[Records from a collection of figures]
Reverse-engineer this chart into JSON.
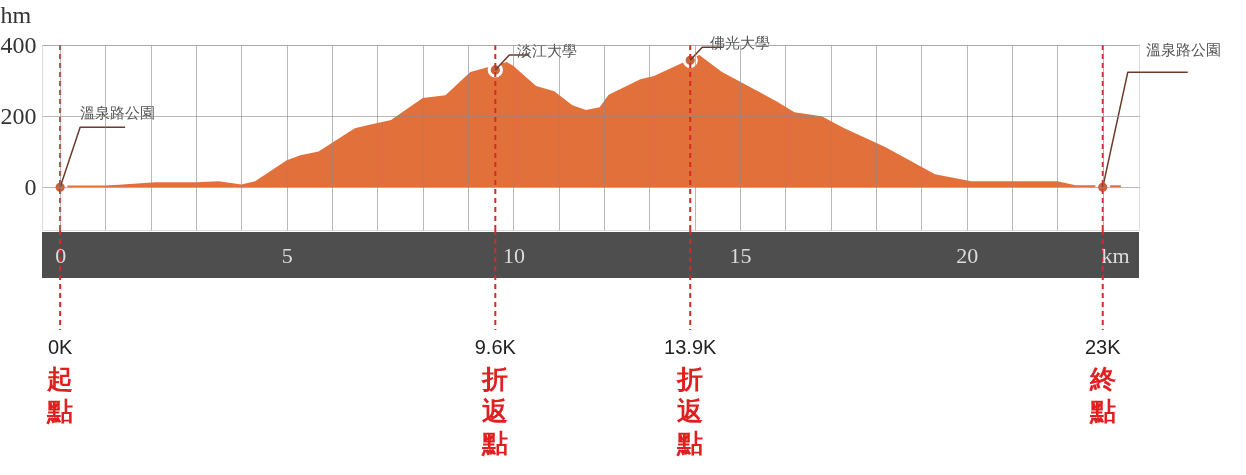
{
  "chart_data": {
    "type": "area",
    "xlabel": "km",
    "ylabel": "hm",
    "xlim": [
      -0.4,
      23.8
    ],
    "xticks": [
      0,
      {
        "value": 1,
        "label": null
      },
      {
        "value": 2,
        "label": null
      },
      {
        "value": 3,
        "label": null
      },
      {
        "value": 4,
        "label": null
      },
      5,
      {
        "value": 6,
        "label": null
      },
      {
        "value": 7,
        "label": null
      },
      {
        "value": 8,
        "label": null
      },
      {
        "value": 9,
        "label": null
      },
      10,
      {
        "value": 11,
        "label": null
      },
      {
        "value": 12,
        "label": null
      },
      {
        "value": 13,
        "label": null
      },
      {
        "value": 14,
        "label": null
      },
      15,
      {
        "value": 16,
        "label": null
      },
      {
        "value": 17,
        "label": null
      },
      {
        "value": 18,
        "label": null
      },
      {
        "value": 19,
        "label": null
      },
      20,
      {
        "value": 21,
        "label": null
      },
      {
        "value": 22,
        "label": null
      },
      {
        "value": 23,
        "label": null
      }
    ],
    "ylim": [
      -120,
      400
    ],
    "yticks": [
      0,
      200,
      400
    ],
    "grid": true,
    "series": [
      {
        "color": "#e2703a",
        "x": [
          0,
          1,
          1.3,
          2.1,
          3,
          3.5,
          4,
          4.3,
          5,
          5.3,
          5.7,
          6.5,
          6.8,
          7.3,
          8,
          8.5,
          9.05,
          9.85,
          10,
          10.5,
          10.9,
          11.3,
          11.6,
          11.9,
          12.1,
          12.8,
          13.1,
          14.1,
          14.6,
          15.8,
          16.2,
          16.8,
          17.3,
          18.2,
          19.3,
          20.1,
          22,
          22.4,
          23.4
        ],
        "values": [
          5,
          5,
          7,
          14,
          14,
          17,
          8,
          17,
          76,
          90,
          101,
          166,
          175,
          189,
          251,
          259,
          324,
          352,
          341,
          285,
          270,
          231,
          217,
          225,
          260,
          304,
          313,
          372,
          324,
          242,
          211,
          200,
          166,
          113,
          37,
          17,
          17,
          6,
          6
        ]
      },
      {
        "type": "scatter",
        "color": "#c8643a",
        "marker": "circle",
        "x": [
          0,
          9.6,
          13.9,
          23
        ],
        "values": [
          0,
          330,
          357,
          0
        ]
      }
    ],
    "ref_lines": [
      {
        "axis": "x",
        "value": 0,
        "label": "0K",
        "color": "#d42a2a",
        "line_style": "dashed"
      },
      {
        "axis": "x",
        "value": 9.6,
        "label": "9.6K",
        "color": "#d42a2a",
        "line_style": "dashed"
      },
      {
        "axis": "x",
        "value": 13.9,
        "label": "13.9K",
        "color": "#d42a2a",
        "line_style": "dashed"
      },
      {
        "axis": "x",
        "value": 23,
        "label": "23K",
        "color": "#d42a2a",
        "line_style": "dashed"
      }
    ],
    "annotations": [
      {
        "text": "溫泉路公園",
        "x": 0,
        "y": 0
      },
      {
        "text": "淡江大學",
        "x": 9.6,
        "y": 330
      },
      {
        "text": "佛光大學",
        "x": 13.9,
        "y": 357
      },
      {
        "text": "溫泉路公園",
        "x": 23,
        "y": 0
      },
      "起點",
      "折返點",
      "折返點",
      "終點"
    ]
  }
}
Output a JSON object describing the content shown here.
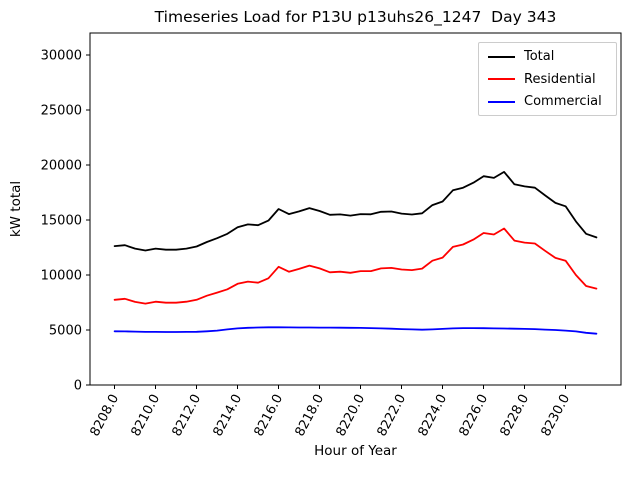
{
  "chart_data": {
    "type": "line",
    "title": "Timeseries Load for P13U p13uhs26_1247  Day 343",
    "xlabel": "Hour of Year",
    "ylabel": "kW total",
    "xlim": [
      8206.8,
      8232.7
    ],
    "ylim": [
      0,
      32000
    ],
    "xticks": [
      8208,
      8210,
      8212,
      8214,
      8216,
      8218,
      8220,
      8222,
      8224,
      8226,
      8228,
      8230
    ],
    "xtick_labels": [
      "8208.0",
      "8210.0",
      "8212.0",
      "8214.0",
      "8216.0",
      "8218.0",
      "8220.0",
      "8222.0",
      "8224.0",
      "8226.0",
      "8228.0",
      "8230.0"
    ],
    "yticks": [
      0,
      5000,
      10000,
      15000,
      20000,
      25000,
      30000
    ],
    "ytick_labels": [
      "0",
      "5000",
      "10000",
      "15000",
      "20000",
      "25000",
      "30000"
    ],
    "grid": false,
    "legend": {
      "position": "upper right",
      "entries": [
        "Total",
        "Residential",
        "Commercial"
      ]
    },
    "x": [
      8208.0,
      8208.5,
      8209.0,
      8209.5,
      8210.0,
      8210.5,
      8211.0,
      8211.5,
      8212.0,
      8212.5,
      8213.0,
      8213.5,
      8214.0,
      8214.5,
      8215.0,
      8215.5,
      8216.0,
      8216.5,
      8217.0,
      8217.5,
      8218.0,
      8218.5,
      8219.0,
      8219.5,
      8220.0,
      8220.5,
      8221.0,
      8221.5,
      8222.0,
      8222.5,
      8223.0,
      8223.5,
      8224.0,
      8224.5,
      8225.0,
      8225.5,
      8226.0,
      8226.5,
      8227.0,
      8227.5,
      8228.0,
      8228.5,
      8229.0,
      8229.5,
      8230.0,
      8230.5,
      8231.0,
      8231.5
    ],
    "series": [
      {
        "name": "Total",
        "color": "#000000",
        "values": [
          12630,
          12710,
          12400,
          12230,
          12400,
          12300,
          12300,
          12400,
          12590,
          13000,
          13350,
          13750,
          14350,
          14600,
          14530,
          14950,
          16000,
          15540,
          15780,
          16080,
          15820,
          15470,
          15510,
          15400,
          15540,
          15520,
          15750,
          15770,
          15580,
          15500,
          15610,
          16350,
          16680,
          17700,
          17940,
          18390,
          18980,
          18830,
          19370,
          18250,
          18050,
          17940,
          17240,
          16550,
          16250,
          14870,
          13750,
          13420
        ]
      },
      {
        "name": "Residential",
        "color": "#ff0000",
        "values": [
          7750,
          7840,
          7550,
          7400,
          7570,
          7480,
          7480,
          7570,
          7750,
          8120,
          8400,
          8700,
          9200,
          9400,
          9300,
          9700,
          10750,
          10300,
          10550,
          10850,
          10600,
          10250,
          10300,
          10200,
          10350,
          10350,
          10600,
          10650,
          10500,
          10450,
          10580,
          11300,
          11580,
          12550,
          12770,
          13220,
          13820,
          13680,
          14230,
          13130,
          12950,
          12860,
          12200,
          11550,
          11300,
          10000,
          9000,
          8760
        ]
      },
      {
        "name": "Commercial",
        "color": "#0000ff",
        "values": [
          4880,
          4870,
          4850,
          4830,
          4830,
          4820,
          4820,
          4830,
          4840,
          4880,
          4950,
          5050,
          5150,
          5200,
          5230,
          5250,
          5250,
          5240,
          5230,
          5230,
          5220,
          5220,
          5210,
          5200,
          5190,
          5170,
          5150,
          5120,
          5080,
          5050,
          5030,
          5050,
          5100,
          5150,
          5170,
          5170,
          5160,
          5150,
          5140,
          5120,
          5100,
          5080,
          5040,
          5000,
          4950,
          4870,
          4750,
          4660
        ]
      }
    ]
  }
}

EXERCISE INSTRUCTIONS >> Quote each entry above verbatim and drop the pictures.

THE REPLY >>
Reverse-engineer this chart into JSON.
{
  "chart_data": {
    "type": "area",
    "xlabel": "km",
    "ylabel": "hm",
    "xlim": [
      -0.4,
      23.8
    ],
    "xticks": [
      0,
      {
        "value": 1,
        "label": null
      },
      {
        "value": 2,
        "label": null
      },
      {
        "value": 3,
        "label": null
      },
      {
        "value": 4,
        "label": null
      },
      5,
      {
        "value": 6,
        "label": null
      },
      {
        "value": 7,
        "label": null
      },
      {
        "value": 8,
        "label": null
      },
      {
        "value": 9,
        "label": null
      },
      10,
      {
        "value": 11,
        "label": null
      },
      {
        "value": 12,
        "label": null
      },
      {
        "value": 13,
        "label": null
      },
      {
        "value": 14,
        "label": null
      },
      15,
      {
        "value": 16,
        "label": null
      },
      {
        "value": 17,
        "label": null
      },
      {
        "value": 18,
        "label": null
      },
      {
        "value": 19,
        "label": null
      },
      20,
      {
        "value": 21,
        "label": null
      },
      {
        "value": 22,
        "label": null
      },
      {
        "value": 23,
        "label": null
      }
    ],
    "ylim": [
      -120,
      400
    ],
    "yticks": [
      0,
      200,
      400
    ],
    "grid": true,
    "series": [
      {
        "color": "#e2703a",
        "x": [
          0,
          1,
          1.3,
          2.1,
          3,
          3.5,
          4,
          4.3,
          5,
          5.3,
          5.7,
          6.5,
          6.8,
          7.3,
          8,
          8.5,
          9.05,
          9.85,
          10,
          10.5,
          10.9,
          11.3,
          11.6,
          11.9,
          12.1,
          12.8,
          13.1,
          14.1,
          14.6,
          15.8,
          16.2,
          16.8,
          17.3,
          18.2,
          19.3,
          20.1,
          22,
          22.4,
          23.4
        ],
        "values": [
          5,
          5,
          7,
          14,
          14,
          17,
          8,
          17,
          76,
          90,
          101,
          166,
          175,
          189,
          251,
          259,
          324,
          352,
          341,
          285,
          270,
          231,
          217,
          225,
          260,
          304,
          313,
          372,
          324,
          242,
          211,
          200,
          166,
          113,
          37,
          17,
          17,
          6,
          6
        ]
      },
      {
        "type": "scatter",
        "color": "#c8643a",
        "marker": "circle",
        "x": [
          0,
          9.6,
          13.9,
          23
        ],
        "values": [
          0,
          330,
          357,
          0
        ]
      }
    ],
    "ref_lines": [
      {
        "axis": "x",
        "value": 0,
        "label": "0K",
        "color": "#d42a2a",
        "line_style": "dashed"
      },
      {
        "axis": "x",
        "value": 9.6,
        "label": "9.6K",
        "color": "#d42a2a",
        "line_style": "dashed"
      },
      {
        "axis": "x",
        "value": 13.9,
        "label": "13.9K",
        "color": "#d42a2a",
        "line_style": "dashed"
      },
      {
        "axis": "x",
        "value": 23,
        "label": "23K",
        "color": "#d42a2a",
        "line_style": "dashed"
      }
    ],
    "annotations": [
      {
        "text": "溫泉路公園",
        "x": 0,
        "y": 0
      },
      {
        "text": "淡江大學",
        "x": 9.6,
        "y": 330
      },
      {
        "text": "佛光大學",
        "x": 13.9,
        "y": 357
      },
      {
        "text": "溫泉路公園",
        "x": 23,
        "y": 0
      },
      "起點",
      "折返點",
      "折返點",
      "終點"
    ]
  }
}
Output a JSON object describing the content shown here.
{
  "chart_data": {
    "type": "line",
    "title": "Timeseries Load for P13U p13uhs26_1247  Day 343",
    "xlabel": "Hour of Year",
    "ylabel": "kW total",
    "xlim": [
      8206.8,
      8232.7
    ],
    "ylim": [
      0,
      32000
    ],
    "xticks": [
      8208,
      8210,
      8212,
      8214,
      8216,
      8218,
      8220,
      8222,
      8224,
      8226,
      8228,
      8230
    ],
    "xtick_labels": [
      "8208.0",
      "8210.0",
      "8212.0",
      "8214.0",
      "8216.0",
      "8218.0",
      "8220.0",
      "8222.0",
      "8224.0",
      "8226.0",
      "8228.0",
      "8230.0"
    ],
    "yticks": [
      0,
      5000,
      10000,
      15000,
      20000,
      25000,
      30000
    ],
    "ytick_labels": [
      "0",
      "5000",
      "10000",
      "15000",
      "20000",
      "25000",
      "30000"
    ],
    "grid": false,
    "legend": {
      "position": "upper right",
      "entries": [
        "Total",
        "Residential",
        "Commercial"
      ]
    },
    "x": [
      8208.0,
      8208.5,
      8209.0,
      8209.5,
      8210.0,
      8210.5,
      8211.0,
      8211.5,
      8212.0,
      8212.5,
      8213.0,
      8213.5,
      8214.0,
      8214.5,
      8215.0,
      8215.5,
      8216.0,
      8216.5,
      8217.0,
      8217.5,
      8218.0,
      8218.5,
      8219.0,
      8219.5,
      8220.0,
      8220.5,
      8221.0,
      8221.5,
      8222.0,
      8222.5,
      8223.0,
      8223.5,
      8224.0,
      8224.5,
      8225.0,
      8225.5,
      8226.0,
      8226.5,
      8227.0,
      8227.5,
      8228.0,
      8228.5,
      8229.0,
      8229.5,
      8230.0,
      8230.5,
      8231.0,
      8231.5
    ],
    "series": [
      {
        "name": "Total",
        "color": "#000000",
        "values": [
          12630,
          12710,
          12400,
          12230,
          12400,
          12300,
          12300,
          12400,
          12590,
          13000,
          13350,
          13750,
          14350,
          14600,
          14530,
          14950,
          16000,
          15540,
          15780,
          16080,
          15820,
          15470,
          15510,
          15400,
          15540,
          15520,
          15750,
          15770,
          15580,
          15500,
          15610,
          16350,
          16680,
          17700,
          17940,
          18390,
          18980,
          18830,
          19370,
          18250,
          18050,
          17940,
          17240,
          16550,
          16250,
          14870,
          13750,
          13420
        ]
      },
      {
        "name": "Residential",
        "color": "#ff0000",
        "values": [
          7750,
          7840,
          7550,
          7400,
          7570,
          7480,
          7480,
          7570,
          7750,
          8120,
          8400,
          8700,
          9200,
          9400,
          9300,
          9700,
          10750,
          10300,
          10550,
          10850,
          10600,
          10250,
          10300,
          10200,
          10350,
          10350,
          10600,
          10650,
          10500,
          10450,
          10580,
          11300,
          11580,
          12550,
          12770,
          13220,
          13820,
          13680,
          14230,
          13130,
          12950,
          12860,
          12200,
          11550,
          11300,
          10000,
          9000,
          8760
        ]
      },
      {
        "name": "Commercial",
        "color": "#0000ff",
        "values": [
          4880,
          4870,
          4850,
          4830,
          4830,
          4820,
          4820,
          4830,
          4840,
          4880,
          4950,
          5050,
          5150,
          5200,
          5230,
          5250,
          5250,
          5240,
          5230,
          5230,
          5220,
          5220,
          5210,
          5200,
          5190,
          5170,
          5150,
          5120,
          5080,
          5050,
          5030,
          5050,
          5100,
          5150,
          5170,
          5170,
          5160,
          5150,
          5140,
          5120,
          5100,
          5080,
          5040,
          5000,
          4950,
          4870,
          4750,
          4660
        ]
      }
    ]
  }
}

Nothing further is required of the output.